Task brief:
Line by line, count where the string "into" appears in the listing, then give the number of such lines alone.

......

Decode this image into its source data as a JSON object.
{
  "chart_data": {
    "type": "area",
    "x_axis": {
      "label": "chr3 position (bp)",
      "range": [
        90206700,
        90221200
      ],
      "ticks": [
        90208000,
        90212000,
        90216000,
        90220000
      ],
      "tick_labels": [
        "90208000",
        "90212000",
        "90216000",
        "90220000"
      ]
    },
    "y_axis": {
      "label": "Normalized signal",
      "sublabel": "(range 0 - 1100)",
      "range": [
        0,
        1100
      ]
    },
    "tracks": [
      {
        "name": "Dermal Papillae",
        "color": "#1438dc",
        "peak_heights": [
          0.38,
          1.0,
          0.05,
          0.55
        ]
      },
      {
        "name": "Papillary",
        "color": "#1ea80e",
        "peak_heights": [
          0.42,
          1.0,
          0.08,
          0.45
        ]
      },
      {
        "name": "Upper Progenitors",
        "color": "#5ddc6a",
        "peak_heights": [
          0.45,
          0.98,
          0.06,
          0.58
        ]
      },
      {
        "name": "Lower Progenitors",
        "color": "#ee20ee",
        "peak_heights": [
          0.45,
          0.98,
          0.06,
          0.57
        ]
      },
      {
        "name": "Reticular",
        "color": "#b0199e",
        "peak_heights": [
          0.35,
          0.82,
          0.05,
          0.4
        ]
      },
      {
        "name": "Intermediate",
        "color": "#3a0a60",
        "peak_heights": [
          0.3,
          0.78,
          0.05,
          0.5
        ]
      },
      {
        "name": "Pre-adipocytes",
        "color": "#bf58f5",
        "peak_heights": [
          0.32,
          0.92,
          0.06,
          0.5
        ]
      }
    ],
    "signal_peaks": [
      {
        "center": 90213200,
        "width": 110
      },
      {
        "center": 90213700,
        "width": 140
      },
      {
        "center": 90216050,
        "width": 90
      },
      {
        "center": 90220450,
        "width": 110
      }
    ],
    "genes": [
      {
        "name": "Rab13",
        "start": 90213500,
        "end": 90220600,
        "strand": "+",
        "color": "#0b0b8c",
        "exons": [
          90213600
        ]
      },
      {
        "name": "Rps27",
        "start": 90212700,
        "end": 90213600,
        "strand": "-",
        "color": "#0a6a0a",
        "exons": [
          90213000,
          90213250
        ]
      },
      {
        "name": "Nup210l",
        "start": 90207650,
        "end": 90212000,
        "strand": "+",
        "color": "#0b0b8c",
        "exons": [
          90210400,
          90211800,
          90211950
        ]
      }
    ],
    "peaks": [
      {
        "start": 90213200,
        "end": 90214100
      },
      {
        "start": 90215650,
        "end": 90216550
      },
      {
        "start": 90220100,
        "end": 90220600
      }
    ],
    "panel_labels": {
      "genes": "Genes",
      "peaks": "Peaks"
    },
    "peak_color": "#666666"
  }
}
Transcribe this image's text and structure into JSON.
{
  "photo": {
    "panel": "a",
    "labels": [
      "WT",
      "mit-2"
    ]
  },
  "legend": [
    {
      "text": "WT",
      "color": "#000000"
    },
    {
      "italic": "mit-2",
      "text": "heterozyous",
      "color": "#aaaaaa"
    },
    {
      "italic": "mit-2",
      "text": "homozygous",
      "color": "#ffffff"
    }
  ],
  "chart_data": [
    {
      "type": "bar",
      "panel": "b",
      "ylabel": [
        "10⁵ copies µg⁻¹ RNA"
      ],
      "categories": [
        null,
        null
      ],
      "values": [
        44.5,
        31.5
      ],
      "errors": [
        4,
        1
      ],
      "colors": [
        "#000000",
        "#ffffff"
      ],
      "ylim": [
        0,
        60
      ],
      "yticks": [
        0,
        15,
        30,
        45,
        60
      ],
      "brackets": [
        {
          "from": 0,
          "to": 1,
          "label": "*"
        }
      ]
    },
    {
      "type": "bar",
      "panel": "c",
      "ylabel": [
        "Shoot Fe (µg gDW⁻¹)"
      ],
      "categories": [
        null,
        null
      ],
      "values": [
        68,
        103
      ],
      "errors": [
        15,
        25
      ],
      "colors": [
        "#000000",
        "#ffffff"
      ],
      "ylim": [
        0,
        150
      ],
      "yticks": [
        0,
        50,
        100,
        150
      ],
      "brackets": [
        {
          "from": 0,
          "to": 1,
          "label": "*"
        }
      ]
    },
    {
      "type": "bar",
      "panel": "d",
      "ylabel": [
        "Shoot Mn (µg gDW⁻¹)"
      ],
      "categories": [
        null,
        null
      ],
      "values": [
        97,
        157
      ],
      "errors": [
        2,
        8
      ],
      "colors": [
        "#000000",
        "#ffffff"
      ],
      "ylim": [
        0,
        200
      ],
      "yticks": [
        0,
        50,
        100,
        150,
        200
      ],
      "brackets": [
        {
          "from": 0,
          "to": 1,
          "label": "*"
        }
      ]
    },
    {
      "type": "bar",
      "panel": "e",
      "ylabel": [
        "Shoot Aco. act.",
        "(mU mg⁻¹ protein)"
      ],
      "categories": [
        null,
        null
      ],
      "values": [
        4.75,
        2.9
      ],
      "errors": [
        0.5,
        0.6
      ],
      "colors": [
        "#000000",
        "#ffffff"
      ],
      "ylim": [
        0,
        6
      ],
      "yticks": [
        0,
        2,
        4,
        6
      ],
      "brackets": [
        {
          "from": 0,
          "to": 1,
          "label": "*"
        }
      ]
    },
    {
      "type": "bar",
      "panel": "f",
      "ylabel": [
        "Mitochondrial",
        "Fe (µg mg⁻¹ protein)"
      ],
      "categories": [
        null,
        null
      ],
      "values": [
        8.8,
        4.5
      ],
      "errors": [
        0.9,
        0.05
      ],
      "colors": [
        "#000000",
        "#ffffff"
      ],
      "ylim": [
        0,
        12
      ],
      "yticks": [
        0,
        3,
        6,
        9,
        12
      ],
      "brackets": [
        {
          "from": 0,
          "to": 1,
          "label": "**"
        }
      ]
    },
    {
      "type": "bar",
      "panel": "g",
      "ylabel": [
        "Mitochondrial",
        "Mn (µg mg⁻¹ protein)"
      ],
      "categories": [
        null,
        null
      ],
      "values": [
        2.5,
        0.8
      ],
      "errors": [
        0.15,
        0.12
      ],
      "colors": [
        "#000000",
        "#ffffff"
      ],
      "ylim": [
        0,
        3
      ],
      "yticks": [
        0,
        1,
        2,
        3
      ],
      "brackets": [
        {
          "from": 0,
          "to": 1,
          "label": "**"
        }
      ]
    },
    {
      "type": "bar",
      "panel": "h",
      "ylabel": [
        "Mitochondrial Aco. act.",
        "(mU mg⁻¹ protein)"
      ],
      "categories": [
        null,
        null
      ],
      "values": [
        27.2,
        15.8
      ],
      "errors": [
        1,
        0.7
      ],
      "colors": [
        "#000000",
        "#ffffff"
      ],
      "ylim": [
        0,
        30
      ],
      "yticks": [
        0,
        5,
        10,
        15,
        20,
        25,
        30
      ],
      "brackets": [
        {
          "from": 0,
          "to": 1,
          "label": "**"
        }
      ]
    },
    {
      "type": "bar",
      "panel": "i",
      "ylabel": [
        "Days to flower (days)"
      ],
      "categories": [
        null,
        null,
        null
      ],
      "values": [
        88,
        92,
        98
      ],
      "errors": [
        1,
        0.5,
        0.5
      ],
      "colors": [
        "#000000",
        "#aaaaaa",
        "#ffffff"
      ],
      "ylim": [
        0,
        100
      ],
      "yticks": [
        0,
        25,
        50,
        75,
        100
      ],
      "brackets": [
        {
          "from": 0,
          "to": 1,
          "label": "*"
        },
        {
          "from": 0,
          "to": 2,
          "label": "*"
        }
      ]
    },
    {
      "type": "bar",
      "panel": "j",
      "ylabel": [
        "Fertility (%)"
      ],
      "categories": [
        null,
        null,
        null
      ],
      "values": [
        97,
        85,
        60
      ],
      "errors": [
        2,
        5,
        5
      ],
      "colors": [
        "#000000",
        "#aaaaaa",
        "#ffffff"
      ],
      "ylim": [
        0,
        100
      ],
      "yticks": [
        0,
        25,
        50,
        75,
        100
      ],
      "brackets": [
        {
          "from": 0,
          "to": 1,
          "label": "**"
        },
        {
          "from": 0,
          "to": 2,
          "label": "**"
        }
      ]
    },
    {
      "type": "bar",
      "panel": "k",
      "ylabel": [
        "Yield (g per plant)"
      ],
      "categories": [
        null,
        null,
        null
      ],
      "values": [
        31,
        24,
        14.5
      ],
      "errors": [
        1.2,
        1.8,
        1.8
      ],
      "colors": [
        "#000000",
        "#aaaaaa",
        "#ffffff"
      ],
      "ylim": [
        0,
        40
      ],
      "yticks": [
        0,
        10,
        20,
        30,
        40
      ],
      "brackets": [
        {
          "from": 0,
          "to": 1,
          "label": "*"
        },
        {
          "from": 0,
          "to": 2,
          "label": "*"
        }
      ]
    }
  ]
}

......

Task solution:
2